Material supplied:
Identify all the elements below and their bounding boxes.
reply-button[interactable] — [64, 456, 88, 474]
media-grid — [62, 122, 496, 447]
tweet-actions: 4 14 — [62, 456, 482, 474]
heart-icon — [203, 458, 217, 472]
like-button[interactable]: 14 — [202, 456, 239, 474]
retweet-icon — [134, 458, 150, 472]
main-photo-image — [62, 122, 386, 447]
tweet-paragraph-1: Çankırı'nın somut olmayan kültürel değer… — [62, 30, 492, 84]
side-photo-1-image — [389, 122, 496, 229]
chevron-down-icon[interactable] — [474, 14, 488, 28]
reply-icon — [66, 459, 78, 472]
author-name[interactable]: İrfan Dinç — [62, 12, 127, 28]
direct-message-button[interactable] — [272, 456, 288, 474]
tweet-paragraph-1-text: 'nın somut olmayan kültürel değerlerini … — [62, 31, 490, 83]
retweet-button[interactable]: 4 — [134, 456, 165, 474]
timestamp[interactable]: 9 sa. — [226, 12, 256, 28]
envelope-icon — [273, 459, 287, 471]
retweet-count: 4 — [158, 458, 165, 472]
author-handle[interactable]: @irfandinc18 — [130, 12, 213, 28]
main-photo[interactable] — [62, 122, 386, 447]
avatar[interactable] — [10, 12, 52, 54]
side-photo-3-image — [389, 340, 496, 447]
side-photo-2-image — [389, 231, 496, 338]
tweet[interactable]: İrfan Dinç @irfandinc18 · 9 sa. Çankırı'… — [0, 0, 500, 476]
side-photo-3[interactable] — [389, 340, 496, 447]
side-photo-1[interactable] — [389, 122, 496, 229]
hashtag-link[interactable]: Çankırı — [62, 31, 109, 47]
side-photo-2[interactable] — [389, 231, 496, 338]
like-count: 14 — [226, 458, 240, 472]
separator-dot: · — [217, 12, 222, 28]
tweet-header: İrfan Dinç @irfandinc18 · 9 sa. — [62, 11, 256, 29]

Short problem: Return every line of the material above that contains the string "like", treating uppercase and lowercase letters as distinct.

Response:
like-button[interactable]: 14 — [202, 456, 239, 474]
like-count: 14 — [226, 458, 240, 472]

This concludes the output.